*Directions:*
Among the following entries, count the lines that contain "JSON" and report only the result.

*Records:*
• • •
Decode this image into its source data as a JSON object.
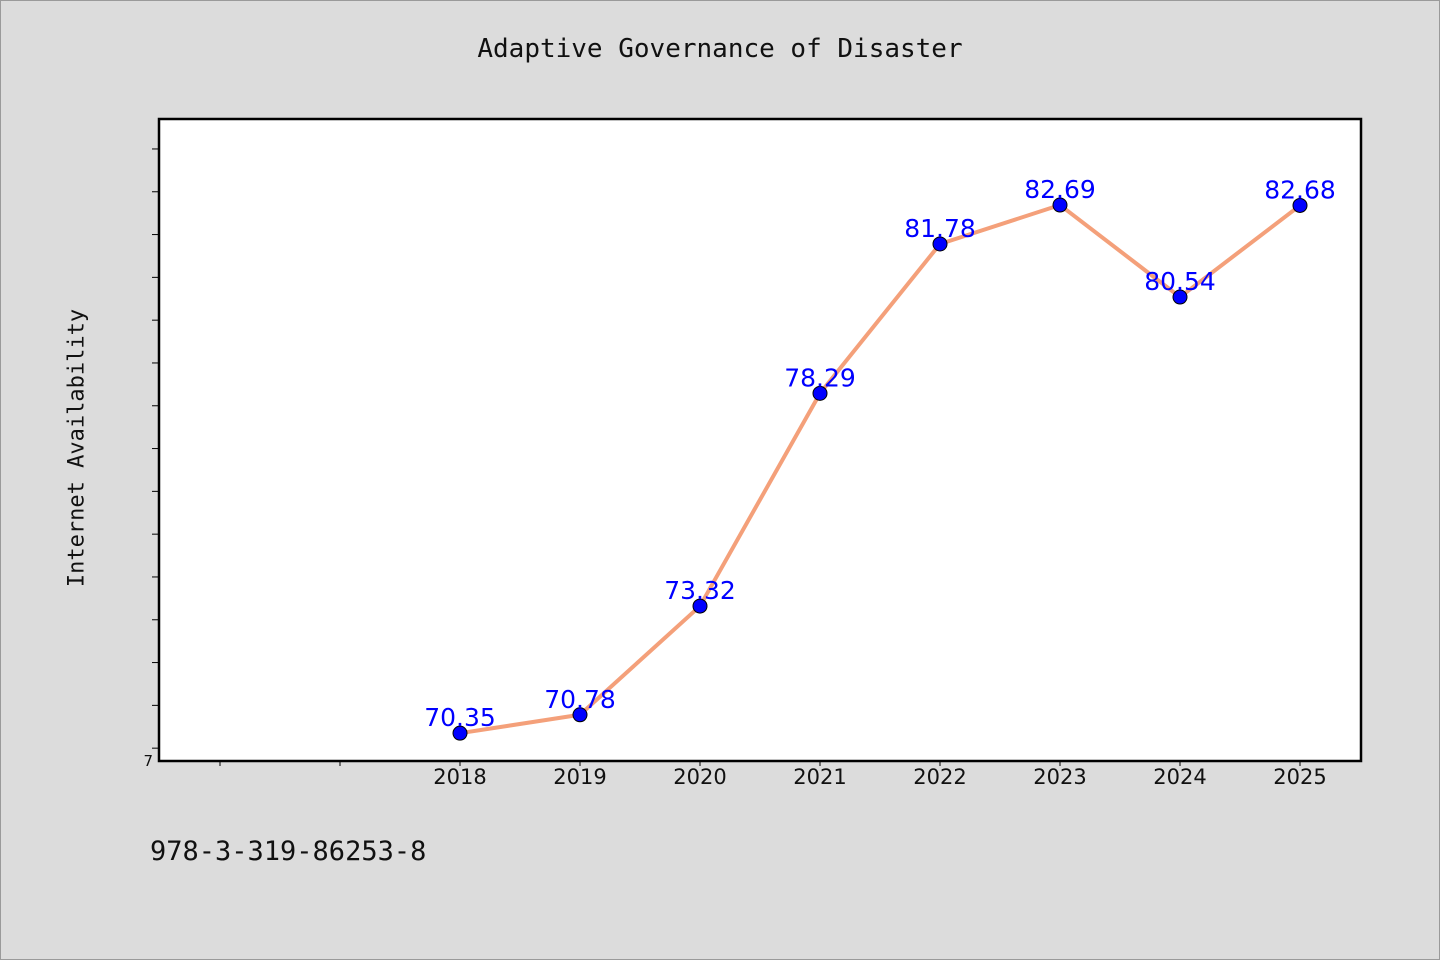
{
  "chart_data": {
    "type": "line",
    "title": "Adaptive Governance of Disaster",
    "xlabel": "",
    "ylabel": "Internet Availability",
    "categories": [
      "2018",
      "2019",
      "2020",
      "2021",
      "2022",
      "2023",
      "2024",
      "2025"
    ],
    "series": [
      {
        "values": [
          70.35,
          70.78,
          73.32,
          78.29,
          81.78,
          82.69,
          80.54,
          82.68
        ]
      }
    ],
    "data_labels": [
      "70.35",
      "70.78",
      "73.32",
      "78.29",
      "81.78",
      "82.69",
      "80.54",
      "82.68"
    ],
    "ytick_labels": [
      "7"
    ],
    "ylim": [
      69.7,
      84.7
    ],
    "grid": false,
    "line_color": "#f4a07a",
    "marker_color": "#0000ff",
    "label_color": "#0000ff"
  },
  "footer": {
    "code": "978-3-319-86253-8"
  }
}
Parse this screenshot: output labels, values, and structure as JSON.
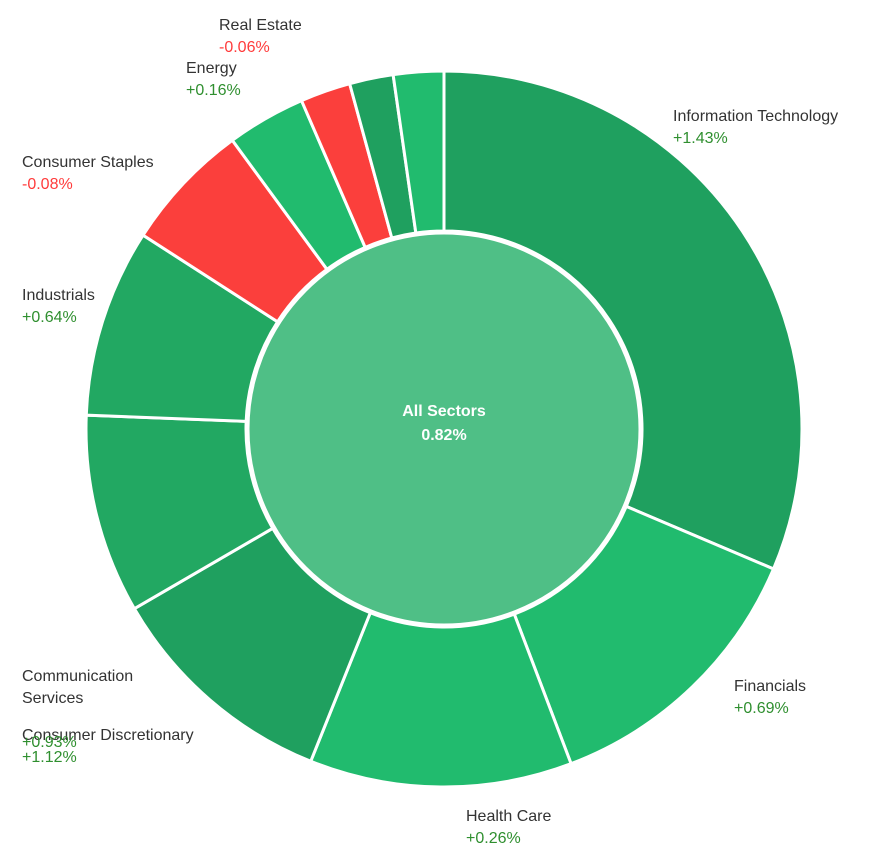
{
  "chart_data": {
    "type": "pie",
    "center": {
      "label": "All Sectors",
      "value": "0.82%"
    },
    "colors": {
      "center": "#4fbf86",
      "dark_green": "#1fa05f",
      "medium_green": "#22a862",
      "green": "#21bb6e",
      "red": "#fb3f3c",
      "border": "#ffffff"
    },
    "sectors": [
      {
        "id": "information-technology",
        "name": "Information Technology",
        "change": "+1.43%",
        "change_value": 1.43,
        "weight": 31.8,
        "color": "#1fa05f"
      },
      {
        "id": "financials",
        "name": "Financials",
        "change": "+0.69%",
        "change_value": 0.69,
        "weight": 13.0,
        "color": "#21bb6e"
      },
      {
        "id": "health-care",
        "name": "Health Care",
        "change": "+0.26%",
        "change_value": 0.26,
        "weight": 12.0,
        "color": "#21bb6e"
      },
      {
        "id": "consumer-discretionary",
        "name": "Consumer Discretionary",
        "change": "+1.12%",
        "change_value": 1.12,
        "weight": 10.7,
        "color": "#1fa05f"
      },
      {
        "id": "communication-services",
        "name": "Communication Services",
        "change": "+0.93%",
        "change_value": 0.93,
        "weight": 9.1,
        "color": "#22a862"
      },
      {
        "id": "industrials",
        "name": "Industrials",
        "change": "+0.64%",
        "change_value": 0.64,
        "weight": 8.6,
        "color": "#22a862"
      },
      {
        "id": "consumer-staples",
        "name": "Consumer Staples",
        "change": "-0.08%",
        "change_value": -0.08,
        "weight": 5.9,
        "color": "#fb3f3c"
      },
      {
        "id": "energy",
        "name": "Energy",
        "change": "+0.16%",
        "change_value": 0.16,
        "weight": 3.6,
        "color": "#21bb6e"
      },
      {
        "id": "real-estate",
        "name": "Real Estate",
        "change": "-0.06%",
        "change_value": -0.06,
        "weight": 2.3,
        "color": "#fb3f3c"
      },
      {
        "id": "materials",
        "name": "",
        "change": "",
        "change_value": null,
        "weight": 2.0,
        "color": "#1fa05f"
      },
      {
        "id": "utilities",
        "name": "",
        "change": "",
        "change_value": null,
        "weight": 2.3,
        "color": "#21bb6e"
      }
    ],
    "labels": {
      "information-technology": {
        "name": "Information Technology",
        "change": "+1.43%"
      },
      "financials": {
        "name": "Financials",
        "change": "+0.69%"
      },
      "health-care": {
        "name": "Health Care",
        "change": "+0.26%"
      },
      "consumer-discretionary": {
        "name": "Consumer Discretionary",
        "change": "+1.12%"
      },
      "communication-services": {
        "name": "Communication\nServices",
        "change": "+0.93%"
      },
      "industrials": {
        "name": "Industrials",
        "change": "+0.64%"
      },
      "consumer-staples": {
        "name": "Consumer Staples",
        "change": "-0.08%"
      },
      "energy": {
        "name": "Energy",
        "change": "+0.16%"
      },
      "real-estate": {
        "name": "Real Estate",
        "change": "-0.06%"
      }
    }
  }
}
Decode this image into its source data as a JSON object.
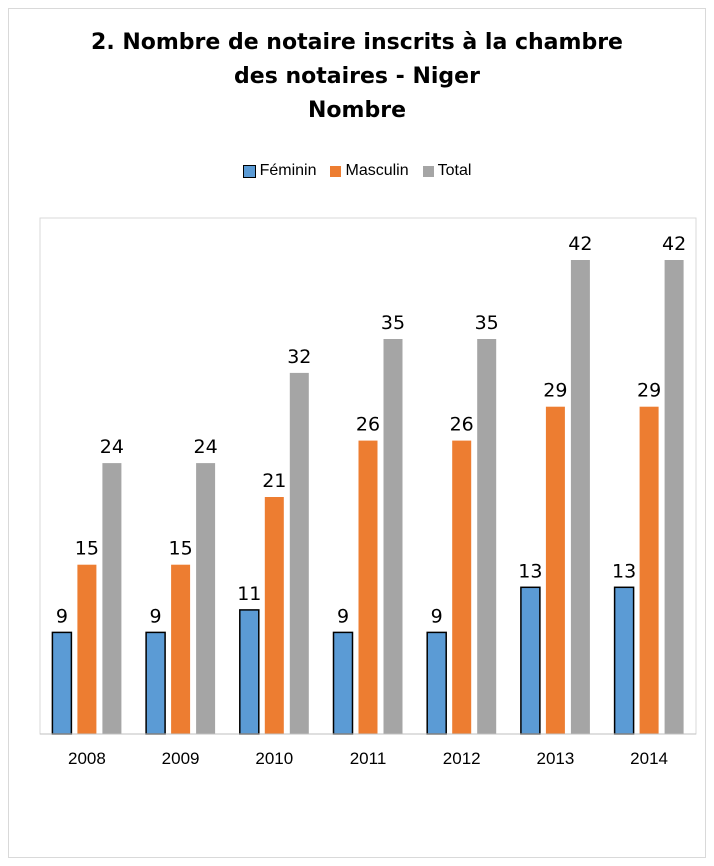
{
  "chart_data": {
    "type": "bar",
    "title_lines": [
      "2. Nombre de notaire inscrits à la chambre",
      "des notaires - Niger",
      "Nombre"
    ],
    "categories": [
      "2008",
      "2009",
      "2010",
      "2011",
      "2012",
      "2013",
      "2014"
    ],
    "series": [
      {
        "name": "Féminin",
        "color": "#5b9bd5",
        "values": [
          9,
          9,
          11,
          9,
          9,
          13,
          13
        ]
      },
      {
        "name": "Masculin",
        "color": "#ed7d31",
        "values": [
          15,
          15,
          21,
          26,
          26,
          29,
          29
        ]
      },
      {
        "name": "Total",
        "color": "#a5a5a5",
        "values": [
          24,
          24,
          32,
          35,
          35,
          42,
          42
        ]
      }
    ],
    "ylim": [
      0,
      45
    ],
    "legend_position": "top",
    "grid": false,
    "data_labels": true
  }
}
• • •
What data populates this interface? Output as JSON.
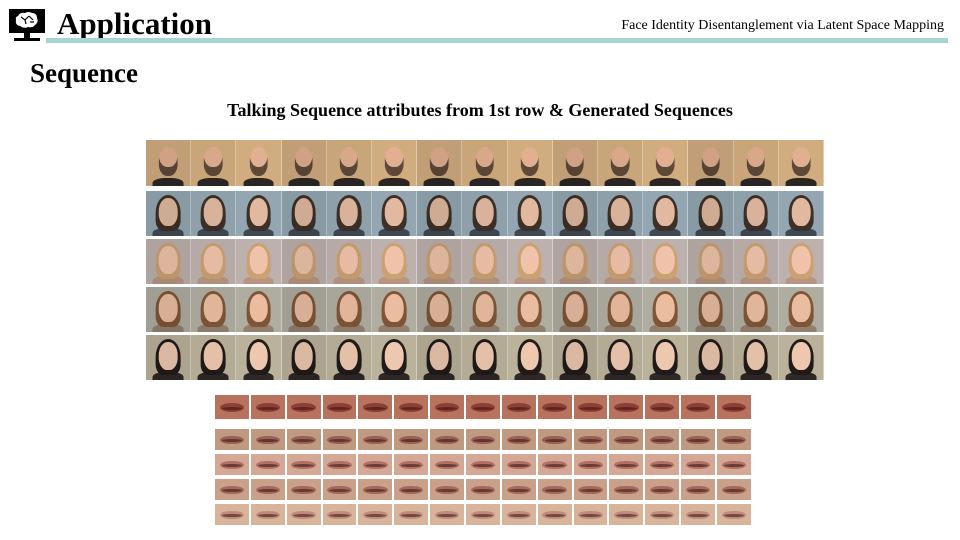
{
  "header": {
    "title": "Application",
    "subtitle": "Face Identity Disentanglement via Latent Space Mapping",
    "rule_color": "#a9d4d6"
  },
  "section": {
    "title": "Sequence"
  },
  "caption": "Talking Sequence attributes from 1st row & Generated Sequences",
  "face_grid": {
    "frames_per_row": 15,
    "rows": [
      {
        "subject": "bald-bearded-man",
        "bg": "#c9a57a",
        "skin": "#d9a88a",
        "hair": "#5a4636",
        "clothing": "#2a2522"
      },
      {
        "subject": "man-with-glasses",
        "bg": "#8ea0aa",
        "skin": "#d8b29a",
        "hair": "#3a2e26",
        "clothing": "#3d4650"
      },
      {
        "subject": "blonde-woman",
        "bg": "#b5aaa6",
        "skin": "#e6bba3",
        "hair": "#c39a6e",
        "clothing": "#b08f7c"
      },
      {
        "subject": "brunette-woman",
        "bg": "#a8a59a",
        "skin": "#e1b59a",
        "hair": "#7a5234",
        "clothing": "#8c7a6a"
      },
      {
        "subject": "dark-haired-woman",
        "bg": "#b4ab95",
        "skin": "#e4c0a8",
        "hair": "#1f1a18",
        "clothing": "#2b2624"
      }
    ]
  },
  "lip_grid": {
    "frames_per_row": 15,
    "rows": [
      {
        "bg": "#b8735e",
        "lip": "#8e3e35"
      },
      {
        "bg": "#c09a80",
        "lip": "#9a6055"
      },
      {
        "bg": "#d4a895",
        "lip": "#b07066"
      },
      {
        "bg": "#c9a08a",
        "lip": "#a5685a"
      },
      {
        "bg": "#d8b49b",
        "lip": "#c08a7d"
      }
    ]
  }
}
• • •
*Answer to this task:*
4